Data excerpts —
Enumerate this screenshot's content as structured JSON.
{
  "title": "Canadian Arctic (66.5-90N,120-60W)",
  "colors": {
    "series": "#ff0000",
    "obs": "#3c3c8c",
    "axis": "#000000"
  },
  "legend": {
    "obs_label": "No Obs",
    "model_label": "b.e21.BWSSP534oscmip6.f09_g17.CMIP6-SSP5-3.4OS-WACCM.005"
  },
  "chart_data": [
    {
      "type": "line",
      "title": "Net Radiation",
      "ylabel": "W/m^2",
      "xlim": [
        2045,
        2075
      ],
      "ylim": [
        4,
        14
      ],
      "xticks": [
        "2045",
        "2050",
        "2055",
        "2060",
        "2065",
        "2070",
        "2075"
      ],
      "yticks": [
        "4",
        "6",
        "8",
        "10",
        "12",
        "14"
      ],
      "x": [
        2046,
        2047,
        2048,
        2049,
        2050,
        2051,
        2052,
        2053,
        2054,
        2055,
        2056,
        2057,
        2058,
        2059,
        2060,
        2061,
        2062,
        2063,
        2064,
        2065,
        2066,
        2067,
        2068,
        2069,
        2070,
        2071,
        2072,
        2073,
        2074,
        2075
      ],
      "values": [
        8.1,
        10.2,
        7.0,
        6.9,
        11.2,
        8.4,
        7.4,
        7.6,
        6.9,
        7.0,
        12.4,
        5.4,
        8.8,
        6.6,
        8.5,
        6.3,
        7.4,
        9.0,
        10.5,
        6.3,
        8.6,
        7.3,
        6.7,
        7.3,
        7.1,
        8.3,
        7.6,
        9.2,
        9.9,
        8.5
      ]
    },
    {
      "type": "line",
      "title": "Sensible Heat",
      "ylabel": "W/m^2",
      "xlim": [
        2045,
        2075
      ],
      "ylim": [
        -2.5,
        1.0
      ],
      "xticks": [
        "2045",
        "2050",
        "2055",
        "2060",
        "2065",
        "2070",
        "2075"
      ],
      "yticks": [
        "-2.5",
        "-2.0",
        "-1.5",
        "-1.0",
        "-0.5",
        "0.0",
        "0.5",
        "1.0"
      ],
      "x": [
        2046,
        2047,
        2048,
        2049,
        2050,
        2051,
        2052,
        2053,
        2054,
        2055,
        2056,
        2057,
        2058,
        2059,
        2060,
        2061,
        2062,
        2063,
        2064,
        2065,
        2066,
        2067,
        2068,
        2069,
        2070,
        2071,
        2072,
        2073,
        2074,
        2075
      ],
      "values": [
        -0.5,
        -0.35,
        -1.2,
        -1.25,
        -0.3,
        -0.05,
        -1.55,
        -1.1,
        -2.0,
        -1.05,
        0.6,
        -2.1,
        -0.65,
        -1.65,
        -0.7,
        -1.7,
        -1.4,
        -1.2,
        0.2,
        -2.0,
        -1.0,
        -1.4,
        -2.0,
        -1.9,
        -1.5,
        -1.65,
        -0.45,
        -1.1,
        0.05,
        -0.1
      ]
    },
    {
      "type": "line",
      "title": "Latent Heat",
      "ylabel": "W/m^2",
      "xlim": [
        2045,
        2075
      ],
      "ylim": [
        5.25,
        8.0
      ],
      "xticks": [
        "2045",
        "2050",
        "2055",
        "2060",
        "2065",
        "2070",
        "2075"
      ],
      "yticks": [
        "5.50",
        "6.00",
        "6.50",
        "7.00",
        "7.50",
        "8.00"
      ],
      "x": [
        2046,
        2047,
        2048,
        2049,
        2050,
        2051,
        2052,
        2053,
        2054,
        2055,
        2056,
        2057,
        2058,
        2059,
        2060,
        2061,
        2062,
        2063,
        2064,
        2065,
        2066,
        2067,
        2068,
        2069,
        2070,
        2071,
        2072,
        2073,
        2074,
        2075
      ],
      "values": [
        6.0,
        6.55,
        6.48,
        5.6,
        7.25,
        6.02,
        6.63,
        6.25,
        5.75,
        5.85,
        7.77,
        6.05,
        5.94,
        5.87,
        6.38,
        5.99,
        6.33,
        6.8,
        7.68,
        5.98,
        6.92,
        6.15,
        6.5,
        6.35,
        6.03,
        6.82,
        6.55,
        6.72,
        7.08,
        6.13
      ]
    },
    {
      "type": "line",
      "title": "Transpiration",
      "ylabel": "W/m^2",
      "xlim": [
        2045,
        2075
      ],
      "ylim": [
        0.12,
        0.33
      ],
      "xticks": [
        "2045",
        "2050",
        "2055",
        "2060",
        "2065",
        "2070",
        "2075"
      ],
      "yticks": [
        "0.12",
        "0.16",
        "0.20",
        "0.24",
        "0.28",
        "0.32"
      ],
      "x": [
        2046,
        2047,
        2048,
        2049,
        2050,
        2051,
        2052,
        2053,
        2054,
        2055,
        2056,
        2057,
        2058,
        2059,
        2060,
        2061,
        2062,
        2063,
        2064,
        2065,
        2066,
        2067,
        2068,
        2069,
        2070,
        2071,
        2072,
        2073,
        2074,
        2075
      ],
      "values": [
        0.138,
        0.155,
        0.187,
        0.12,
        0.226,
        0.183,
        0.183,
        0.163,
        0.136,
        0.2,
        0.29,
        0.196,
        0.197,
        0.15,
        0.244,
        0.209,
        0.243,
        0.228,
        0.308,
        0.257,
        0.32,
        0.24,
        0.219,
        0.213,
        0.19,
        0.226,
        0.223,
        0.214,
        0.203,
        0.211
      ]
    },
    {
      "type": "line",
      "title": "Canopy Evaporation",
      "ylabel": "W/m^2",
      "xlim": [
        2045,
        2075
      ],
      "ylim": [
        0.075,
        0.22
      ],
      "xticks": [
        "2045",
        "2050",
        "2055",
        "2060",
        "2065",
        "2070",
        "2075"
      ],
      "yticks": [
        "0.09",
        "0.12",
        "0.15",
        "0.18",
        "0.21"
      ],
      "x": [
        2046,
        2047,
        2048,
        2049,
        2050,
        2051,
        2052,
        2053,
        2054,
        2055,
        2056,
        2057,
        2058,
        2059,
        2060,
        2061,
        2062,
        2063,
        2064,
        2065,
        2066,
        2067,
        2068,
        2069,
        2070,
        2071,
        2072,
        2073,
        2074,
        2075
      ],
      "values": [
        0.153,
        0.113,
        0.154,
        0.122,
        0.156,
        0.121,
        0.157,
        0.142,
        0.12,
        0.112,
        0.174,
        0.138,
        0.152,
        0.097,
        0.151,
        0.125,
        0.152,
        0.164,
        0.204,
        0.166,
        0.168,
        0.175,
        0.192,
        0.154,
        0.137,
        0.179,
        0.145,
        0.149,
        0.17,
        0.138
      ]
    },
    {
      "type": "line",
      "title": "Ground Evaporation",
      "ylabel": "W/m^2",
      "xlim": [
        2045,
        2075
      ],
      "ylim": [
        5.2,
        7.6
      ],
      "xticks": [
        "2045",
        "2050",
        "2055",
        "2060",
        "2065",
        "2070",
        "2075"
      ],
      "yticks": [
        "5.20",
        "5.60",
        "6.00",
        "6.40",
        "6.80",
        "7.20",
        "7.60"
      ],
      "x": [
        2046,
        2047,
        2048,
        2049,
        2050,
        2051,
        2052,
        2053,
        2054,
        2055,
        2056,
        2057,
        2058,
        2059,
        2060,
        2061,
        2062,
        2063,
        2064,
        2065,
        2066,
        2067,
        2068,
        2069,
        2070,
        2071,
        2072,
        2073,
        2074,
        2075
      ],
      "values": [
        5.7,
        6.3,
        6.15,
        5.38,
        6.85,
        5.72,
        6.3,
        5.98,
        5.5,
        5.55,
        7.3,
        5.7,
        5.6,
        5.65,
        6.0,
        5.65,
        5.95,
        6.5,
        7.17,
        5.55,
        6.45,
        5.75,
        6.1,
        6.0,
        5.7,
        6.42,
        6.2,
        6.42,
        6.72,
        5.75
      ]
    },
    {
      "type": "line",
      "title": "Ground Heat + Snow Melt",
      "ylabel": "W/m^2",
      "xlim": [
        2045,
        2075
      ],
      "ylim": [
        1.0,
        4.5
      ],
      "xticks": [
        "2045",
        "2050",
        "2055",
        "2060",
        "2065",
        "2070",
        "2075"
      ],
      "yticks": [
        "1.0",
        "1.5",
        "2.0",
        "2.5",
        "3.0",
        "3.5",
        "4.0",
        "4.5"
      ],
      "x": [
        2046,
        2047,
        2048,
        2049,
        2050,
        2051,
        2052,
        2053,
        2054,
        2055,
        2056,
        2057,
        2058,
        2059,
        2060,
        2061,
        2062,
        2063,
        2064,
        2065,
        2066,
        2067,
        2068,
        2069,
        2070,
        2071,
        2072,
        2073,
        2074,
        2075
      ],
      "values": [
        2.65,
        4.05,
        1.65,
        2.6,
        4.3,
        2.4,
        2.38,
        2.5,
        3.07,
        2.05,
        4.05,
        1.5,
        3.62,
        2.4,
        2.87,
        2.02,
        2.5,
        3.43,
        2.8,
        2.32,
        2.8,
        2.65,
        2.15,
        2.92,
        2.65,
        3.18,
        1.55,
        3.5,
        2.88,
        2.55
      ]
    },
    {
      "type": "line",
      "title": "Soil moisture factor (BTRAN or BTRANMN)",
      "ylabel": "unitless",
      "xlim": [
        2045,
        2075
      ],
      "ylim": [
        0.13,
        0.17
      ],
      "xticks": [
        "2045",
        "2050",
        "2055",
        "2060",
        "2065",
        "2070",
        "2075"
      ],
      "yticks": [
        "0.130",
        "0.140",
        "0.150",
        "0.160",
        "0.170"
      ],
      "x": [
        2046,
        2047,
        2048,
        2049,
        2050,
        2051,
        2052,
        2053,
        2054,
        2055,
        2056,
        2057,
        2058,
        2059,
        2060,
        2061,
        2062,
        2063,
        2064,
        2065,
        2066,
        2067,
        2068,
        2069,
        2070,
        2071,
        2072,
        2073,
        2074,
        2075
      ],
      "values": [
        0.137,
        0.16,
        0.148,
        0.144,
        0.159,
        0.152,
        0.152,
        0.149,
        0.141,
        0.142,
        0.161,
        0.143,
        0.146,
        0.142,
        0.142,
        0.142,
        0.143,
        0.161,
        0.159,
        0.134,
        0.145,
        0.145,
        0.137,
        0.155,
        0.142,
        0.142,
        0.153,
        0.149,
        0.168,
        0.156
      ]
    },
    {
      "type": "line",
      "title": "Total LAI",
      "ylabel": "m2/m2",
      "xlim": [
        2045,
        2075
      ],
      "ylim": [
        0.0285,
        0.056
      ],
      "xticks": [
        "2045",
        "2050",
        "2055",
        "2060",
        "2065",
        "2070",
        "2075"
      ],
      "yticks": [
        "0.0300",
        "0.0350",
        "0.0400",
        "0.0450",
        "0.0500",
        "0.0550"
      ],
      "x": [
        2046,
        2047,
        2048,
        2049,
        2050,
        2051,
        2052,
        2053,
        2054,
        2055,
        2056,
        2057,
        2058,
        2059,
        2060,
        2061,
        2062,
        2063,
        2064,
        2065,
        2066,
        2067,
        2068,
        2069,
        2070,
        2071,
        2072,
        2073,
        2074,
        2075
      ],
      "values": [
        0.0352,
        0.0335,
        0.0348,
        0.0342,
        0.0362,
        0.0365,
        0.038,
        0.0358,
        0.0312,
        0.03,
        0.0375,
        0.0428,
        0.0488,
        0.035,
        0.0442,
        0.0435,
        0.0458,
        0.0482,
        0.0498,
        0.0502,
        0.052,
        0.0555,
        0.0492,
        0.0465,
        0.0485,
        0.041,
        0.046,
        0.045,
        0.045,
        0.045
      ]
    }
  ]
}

Exercise task —
Select all lines in the listing that include the word "Ground".

Full solution —
      "title": "Ground Evaporation",
      "title": "Ground Heat + Snow Melt",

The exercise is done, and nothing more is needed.